TASK DESCRIPTION
Check every line for the word "十个坚持" and give the number of lines where it occurs, nothing else.

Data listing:
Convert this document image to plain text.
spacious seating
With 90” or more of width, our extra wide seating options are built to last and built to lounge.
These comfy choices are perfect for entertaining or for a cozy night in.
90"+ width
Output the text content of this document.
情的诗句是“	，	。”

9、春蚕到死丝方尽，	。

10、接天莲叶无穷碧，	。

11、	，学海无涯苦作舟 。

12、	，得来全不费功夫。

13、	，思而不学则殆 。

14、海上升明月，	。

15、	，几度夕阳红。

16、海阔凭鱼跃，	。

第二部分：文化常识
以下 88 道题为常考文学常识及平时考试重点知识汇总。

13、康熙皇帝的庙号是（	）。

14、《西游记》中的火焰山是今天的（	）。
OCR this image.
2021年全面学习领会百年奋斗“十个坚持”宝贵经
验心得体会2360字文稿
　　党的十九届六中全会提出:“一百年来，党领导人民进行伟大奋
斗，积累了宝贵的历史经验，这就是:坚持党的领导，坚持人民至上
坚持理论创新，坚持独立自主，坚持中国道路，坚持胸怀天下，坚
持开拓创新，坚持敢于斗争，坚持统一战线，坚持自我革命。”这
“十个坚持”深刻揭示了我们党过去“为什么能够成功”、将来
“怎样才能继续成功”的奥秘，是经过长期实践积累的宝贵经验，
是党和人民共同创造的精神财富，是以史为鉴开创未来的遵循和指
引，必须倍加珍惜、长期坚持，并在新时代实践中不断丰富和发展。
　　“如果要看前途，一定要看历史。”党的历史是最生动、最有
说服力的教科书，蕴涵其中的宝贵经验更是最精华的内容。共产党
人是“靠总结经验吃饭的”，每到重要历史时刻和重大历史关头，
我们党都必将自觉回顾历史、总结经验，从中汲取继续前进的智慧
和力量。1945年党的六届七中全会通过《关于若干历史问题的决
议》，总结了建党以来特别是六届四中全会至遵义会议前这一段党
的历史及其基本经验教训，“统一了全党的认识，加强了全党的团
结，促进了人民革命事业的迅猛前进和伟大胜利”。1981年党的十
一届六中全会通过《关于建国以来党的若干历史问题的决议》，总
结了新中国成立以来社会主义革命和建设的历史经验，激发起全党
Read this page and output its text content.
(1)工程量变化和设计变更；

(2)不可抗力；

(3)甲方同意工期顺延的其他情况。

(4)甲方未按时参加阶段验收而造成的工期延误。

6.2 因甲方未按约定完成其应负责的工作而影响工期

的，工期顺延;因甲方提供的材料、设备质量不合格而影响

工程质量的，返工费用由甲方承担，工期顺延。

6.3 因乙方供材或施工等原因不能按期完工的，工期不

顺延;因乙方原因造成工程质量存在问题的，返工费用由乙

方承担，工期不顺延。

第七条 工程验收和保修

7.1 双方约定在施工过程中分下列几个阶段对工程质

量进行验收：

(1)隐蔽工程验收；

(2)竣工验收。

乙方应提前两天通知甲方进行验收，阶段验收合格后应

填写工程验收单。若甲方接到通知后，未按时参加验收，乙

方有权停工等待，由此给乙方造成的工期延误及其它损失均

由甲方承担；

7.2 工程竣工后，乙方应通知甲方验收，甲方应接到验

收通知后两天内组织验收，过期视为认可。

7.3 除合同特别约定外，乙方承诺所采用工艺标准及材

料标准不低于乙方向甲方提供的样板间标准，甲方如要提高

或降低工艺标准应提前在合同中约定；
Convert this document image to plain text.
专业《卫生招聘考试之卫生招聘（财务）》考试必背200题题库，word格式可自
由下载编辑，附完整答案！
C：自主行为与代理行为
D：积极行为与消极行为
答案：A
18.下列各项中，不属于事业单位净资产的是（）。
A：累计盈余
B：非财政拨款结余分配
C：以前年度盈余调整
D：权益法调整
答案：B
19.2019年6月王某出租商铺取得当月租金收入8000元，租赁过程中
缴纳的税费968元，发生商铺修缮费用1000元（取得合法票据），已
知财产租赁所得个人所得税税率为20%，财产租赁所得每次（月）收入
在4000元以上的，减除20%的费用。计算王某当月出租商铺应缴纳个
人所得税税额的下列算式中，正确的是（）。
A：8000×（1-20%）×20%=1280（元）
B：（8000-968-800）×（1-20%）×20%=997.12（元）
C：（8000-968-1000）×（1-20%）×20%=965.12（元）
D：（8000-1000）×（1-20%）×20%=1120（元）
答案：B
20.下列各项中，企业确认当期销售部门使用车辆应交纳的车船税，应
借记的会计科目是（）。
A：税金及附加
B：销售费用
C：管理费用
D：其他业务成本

THE OUTPUT
2